• DATA IN THIS EXERCISE
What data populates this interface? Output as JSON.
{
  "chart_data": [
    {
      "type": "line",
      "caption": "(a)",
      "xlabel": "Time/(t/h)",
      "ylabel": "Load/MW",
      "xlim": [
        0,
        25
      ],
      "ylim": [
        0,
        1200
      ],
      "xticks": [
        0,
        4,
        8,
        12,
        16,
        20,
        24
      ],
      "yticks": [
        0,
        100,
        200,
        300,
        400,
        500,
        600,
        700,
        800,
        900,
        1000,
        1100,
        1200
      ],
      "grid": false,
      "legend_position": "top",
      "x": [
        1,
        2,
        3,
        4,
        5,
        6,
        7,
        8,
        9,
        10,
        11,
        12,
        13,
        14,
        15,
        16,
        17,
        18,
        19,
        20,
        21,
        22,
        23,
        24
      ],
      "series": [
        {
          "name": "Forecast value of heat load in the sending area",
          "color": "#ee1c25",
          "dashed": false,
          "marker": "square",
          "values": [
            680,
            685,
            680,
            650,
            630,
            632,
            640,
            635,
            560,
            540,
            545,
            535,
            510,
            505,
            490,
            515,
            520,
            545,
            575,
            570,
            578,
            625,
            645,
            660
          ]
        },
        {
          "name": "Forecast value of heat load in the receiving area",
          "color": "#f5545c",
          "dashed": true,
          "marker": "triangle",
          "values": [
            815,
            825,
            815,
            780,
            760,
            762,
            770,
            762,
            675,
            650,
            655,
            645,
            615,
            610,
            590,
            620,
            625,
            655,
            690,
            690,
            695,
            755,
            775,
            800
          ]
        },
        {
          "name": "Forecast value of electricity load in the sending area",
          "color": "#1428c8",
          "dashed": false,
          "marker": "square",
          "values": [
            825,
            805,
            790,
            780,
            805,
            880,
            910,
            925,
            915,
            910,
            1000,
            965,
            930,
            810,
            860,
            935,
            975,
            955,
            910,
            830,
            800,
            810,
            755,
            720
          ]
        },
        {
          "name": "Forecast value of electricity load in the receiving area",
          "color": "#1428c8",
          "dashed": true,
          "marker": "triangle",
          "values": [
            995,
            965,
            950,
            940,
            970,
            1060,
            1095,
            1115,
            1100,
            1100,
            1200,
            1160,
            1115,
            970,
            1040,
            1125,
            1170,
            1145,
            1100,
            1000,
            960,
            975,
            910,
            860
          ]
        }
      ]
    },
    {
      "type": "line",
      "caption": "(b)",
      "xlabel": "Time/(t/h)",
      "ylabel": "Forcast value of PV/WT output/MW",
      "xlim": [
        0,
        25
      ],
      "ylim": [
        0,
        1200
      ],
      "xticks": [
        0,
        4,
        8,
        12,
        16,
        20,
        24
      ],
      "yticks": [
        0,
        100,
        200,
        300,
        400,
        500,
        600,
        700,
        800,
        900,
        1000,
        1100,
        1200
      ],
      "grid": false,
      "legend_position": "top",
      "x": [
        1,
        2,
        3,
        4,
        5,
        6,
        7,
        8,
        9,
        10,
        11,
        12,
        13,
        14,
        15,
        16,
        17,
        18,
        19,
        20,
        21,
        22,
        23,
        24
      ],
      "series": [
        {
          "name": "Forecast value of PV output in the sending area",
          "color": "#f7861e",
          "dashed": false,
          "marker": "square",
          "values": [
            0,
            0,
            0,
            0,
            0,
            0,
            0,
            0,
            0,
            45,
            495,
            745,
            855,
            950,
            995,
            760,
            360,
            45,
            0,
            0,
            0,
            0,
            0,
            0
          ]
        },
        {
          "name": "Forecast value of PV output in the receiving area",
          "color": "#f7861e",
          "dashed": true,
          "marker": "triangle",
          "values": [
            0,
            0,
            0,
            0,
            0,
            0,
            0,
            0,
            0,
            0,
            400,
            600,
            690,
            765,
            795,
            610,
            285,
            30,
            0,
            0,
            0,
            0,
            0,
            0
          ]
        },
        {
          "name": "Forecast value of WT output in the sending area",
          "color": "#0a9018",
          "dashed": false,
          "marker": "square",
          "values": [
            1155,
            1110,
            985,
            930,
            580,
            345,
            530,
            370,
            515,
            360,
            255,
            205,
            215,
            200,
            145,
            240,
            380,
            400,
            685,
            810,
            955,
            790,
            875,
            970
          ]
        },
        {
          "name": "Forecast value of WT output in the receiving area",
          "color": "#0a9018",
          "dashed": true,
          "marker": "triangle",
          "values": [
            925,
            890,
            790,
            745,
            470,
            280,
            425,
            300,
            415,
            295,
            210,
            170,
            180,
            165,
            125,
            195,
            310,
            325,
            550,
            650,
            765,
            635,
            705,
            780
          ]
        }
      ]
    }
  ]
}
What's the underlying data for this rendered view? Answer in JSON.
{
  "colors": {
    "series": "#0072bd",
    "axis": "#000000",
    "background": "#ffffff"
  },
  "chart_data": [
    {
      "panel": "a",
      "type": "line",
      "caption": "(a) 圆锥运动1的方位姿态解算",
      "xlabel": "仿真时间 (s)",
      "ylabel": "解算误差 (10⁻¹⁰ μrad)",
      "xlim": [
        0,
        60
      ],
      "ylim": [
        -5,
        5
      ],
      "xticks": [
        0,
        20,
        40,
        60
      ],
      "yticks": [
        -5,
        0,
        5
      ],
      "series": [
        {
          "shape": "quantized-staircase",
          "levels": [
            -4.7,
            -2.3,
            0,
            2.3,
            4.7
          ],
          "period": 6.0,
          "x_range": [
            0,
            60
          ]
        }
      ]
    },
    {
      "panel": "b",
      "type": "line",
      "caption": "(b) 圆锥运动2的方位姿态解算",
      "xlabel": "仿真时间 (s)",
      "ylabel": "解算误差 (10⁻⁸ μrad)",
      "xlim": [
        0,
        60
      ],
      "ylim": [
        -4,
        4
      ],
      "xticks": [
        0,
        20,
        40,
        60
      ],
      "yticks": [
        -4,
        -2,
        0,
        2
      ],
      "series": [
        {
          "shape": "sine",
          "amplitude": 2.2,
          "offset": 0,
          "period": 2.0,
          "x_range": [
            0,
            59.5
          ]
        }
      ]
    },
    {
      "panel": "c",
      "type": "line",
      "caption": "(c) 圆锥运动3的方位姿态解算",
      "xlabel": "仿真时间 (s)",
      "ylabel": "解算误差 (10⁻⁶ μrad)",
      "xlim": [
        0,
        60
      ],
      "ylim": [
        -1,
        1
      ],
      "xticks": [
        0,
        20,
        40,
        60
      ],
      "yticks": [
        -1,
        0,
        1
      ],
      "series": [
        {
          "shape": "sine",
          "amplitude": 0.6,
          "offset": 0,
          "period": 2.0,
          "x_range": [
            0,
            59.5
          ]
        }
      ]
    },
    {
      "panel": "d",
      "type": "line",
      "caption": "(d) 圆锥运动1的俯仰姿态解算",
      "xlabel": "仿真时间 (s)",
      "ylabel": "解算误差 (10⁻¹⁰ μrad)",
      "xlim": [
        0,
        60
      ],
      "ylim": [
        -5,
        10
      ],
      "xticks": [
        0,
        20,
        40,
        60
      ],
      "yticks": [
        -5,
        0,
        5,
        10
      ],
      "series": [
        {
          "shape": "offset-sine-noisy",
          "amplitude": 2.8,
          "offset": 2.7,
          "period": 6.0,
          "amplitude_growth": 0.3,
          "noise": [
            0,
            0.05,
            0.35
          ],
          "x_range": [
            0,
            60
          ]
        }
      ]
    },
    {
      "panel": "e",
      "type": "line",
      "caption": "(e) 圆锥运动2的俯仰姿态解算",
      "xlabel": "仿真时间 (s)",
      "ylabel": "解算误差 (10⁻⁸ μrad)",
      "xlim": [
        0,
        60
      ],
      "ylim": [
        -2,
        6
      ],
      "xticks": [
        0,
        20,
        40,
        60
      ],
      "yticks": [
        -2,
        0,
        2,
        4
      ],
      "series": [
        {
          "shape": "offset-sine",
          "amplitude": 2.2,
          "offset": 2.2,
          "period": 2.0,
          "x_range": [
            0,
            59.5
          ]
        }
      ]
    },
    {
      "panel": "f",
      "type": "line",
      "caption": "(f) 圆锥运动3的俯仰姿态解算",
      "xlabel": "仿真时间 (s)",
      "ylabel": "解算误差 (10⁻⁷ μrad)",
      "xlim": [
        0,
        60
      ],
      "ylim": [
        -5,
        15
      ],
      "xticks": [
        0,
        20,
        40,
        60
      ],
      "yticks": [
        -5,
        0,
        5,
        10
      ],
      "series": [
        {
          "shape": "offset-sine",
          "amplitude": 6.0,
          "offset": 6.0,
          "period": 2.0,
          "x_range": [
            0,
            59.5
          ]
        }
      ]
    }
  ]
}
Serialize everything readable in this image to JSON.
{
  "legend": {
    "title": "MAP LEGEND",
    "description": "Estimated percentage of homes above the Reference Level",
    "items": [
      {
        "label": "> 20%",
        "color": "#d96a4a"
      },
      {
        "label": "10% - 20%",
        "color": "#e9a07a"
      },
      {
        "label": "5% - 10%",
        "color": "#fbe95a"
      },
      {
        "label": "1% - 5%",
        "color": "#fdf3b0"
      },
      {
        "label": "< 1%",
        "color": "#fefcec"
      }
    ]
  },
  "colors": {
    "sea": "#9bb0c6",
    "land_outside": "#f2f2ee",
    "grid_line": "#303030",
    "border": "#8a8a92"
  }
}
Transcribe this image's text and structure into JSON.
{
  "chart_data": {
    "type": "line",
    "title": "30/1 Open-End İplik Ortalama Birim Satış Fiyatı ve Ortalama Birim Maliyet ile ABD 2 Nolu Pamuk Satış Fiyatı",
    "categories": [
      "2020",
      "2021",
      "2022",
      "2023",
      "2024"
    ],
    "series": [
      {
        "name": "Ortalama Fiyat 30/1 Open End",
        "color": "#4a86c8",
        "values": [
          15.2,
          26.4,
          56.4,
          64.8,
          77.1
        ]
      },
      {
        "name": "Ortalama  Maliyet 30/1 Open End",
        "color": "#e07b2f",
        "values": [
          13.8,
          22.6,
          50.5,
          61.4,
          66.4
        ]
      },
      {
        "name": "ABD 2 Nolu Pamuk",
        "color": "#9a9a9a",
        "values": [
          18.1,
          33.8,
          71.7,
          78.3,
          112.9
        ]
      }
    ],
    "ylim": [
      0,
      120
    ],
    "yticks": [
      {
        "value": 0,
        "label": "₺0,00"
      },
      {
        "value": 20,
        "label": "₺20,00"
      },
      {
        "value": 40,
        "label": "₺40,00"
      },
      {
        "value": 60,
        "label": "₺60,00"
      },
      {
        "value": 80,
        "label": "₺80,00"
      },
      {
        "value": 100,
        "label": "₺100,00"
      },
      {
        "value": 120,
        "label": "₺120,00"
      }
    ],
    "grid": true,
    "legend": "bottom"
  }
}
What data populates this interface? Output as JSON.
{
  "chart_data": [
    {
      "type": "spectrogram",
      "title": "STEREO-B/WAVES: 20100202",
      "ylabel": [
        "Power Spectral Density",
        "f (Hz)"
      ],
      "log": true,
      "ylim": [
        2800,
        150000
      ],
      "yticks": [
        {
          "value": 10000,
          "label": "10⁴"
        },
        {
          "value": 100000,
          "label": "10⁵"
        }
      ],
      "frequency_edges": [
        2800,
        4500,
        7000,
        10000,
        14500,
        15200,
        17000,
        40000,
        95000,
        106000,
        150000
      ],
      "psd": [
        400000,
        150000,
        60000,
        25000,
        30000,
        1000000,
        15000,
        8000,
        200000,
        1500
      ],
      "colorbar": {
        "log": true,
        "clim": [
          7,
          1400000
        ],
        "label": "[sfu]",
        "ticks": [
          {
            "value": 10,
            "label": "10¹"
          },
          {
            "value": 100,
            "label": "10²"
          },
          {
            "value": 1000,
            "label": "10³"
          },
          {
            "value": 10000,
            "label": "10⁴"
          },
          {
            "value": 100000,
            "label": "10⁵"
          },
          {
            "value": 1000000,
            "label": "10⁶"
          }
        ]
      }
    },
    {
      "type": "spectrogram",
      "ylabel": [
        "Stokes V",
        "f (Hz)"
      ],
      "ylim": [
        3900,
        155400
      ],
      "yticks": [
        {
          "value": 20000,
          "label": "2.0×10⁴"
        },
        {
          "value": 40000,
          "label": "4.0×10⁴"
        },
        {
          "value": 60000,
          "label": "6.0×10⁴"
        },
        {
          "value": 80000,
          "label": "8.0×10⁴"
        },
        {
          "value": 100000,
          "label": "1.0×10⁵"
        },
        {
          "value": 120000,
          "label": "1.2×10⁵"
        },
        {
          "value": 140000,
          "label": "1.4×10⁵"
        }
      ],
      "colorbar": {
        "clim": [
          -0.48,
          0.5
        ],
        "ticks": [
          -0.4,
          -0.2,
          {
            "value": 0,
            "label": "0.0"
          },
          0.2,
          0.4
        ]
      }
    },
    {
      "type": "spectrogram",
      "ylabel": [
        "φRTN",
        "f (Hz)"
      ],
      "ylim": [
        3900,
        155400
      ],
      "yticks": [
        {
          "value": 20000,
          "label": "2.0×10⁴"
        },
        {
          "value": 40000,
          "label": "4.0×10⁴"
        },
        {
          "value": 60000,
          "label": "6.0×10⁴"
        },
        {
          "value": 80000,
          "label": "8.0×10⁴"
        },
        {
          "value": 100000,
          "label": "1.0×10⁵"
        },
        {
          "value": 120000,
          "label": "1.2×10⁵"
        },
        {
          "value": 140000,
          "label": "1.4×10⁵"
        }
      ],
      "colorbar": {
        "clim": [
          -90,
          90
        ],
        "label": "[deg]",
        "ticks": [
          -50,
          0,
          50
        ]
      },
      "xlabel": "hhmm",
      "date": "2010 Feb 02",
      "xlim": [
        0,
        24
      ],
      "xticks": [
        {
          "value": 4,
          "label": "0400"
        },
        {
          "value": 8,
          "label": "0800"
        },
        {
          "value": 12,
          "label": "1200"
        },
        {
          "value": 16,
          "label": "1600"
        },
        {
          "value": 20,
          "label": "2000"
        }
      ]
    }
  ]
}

• WORK TO COMPLETE
For each line of the listing that holds the word "JSON", show that line.

• FINISHED TASK
What data populates this interface? Output as JSON.
What's the underlying data for this rendered view? Answer in JSON.
Serialize everything readable in this image to JSON.
Transcribe this image's text and structure into JSON.
What data populates this interface? Output as JSON.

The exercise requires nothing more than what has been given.